Locate every line in the material below that has the word "Assembly". Copy each of those lines.

> **INFORMATION PROVIDED**:
★ ★ ★ ★ ★ ★ ★
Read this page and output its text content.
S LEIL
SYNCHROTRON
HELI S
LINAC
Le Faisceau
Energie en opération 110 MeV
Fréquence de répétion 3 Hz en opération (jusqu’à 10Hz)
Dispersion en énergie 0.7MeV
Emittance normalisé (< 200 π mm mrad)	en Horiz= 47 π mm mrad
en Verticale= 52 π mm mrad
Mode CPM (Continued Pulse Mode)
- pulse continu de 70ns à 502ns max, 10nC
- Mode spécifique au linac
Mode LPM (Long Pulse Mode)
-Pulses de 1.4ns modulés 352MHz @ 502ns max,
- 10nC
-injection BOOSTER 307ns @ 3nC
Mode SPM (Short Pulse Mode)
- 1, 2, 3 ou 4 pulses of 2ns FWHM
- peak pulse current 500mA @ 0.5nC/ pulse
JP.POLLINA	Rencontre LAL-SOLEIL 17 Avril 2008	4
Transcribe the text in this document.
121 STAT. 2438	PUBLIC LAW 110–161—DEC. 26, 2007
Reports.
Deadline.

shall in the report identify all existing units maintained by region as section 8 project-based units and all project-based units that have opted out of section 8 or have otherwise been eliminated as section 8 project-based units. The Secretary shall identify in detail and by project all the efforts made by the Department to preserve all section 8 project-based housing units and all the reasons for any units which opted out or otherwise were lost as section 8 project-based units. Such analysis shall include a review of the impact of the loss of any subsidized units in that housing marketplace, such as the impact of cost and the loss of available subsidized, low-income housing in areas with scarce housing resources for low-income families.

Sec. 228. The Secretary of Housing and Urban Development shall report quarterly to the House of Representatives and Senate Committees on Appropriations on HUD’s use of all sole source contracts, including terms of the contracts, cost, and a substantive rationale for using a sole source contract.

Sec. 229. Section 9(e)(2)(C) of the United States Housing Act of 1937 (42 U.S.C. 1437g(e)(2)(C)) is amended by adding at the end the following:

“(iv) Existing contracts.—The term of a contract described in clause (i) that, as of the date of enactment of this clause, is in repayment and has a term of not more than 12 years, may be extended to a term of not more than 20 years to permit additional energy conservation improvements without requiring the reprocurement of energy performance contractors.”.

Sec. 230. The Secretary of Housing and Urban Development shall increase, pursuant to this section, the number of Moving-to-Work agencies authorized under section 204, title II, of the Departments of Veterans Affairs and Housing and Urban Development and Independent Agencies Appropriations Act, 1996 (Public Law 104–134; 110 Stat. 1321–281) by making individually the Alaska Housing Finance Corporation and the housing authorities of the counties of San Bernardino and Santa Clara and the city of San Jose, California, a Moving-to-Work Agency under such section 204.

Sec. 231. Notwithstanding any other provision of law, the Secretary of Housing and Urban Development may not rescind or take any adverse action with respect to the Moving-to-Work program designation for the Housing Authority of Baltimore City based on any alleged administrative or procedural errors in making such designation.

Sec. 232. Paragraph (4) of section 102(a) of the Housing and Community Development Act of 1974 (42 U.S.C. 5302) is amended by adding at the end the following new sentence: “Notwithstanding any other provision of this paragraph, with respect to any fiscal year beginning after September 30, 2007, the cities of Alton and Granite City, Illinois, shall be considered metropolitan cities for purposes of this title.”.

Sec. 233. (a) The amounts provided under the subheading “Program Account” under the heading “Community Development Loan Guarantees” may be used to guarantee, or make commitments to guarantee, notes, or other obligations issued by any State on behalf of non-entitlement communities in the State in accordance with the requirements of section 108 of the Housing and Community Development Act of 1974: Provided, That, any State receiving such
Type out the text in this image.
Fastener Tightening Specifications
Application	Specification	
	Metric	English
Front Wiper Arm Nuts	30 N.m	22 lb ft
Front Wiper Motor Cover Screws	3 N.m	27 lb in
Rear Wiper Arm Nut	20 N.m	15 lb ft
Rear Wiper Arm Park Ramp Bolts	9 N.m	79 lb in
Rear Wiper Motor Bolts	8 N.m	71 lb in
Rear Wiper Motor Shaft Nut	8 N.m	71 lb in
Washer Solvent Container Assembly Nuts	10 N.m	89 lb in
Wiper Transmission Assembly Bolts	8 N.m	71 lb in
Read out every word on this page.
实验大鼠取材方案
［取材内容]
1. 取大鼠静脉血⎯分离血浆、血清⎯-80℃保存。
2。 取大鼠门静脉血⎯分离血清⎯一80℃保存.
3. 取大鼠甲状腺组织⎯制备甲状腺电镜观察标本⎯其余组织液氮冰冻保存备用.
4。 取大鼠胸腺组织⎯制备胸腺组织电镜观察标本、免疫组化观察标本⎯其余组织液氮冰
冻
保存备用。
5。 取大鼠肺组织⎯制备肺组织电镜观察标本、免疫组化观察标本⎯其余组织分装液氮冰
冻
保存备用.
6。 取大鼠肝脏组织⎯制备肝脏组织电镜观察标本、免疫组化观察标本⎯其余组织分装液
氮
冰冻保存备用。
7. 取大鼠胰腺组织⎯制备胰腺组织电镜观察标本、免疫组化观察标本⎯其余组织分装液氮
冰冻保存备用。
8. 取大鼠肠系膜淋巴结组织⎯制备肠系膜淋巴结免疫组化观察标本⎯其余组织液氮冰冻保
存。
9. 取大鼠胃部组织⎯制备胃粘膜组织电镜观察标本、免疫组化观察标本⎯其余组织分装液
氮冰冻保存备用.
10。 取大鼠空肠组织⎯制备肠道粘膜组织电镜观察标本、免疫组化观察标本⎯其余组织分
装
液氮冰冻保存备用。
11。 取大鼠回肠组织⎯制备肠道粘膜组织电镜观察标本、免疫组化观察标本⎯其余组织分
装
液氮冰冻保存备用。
★ ★ ★ ★ ★ ★ ★
> **THE RESULT**:
Washer Solvent Container Assembly Nuts	10 N.m	89 lb in
Wiper Transmission Assembly Bolts	8 N.m	71 lb in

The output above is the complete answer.